WHAT TO PRODUCE
Where a line of the listing below includes the word "Machin", reproduce that line.

* Start ENTRIES PROVIDED *

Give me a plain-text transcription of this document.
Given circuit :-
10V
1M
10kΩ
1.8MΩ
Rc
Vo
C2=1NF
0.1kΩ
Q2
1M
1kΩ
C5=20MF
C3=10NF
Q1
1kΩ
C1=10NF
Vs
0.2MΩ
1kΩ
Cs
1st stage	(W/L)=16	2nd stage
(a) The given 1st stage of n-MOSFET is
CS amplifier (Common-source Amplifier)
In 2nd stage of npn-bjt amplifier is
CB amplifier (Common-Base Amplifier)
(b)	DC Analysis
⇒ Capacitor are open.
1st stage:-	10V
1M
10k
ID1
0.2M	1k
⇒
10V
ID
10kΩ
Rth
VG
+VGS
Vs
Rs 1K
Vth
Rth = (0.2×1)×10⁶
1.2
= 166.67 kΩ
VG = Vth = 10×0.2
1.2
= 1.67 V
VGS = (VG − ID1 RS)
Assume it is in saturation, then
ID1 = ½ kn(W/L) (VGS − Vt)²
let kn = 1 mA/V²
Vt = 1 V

* End ENTRIES PROVIDED *
* Start ENTRIES PROVIDED *

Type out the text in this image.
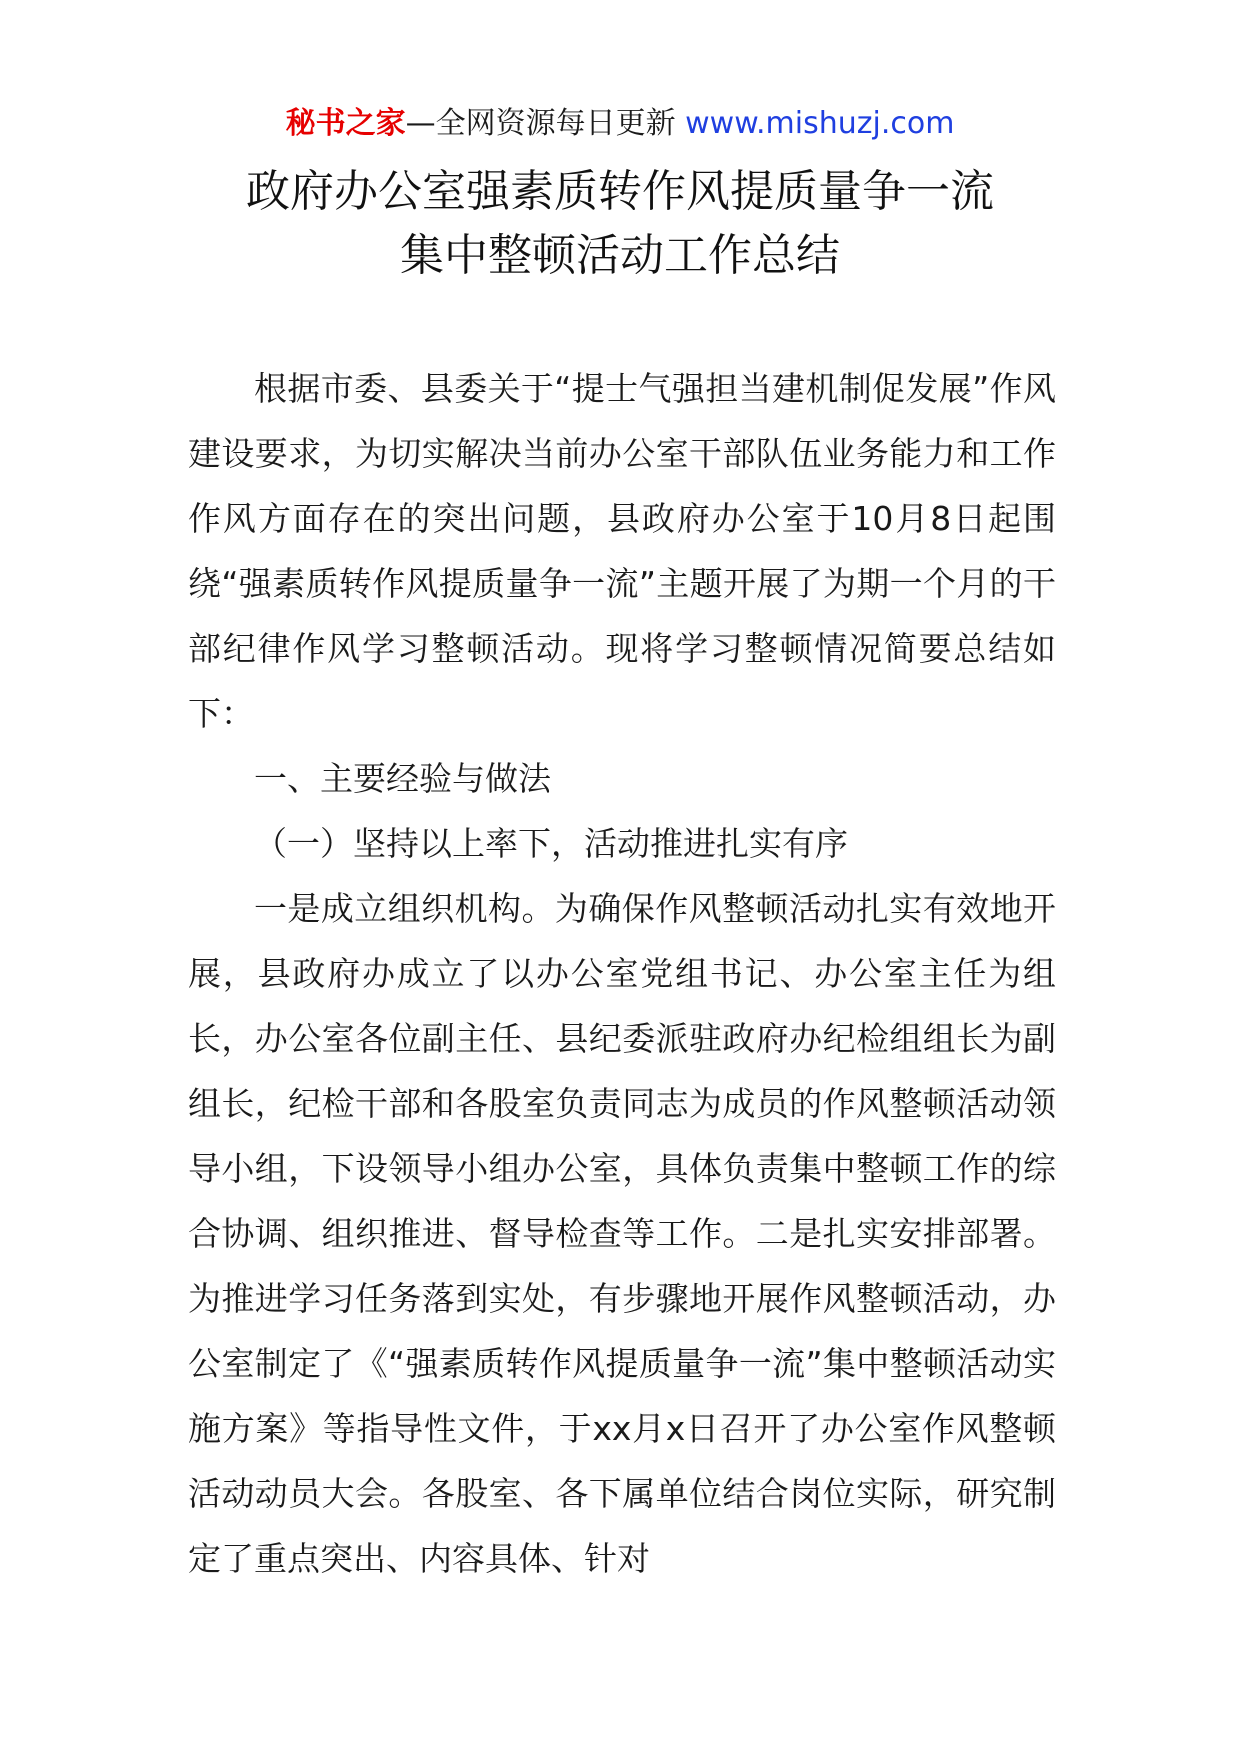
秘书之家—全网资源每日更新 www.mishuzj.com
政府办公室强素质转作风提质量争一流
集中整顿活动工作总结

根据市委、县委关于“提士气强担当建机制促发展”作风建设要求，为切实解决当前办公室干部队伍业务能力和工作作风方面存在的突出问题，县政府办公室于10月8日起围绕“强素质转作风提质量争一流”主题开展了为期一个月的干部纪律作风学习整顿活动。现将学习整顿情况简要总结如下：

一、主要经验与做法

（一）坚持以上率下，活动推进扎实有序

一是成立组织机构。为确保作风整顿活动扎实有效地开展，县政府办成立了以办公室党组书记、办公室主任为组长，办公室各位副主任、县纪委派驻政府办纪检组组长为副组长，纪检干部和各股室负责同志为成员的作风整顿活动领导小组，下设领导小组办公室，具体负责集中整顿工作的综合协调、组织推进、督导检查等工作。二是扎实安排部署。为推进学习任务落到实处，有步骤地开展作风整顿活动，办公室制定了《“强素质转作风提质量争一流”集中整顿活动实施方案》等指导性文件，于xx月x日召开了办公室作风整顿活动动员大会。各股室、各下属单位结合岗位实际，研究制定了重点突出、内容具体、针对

* End ENTRIES PROVIDED *
* Start ENTRIES PROVIDED *

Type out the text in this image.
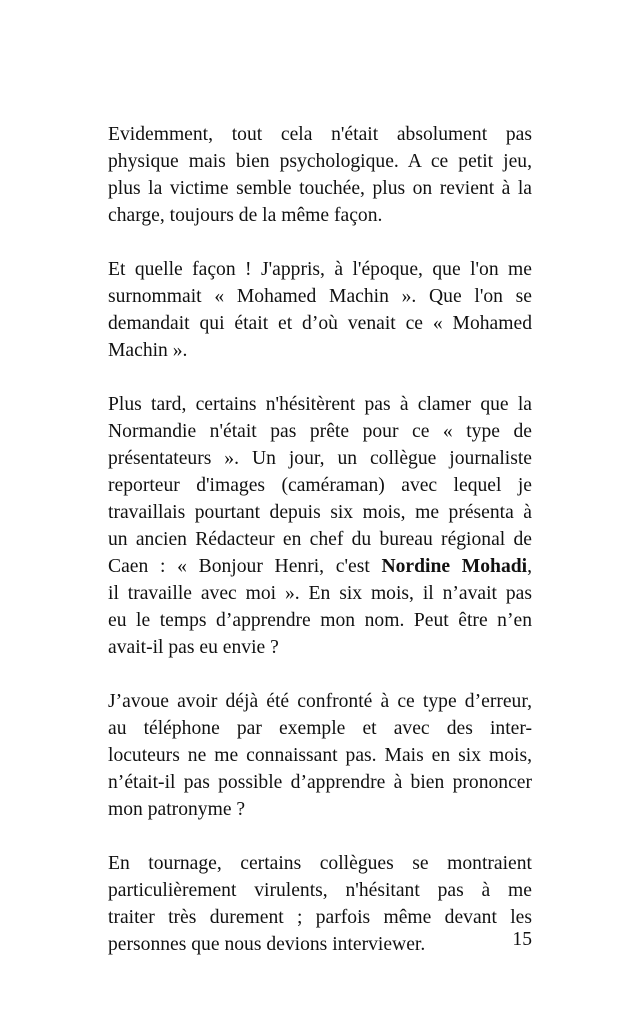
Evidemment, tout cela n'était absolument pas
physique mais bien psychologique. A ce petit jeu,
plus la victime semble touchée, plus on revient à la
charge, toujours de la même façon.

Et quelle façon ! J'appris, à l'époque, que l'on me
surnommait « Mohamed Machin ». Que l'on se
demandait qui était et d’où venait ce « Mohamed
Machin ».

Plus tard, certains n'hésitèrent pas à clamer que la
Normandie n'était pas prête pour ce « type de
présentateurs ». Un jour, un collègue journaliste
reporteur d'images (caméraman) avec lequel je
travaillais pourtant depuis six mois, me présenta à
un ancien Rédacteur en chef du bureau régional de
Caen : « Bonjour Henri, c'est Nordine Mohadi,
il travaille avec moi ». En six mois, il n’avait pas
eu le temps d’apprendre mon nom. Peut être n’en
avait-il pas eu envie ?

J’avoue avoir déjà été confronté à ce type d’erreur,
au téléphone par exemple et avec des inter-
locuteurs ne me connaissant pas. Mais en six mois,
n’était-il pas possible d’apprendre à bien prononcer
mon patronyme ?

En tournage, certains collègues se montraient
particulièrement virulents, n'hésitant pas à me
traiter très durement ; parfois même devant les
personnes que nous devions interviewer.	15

* End ENTRIES PROVIDED *

OUTPUT FOR THIS EXERCISE
surnommait « Mohamed Machin ». Que l'on se
Machin ».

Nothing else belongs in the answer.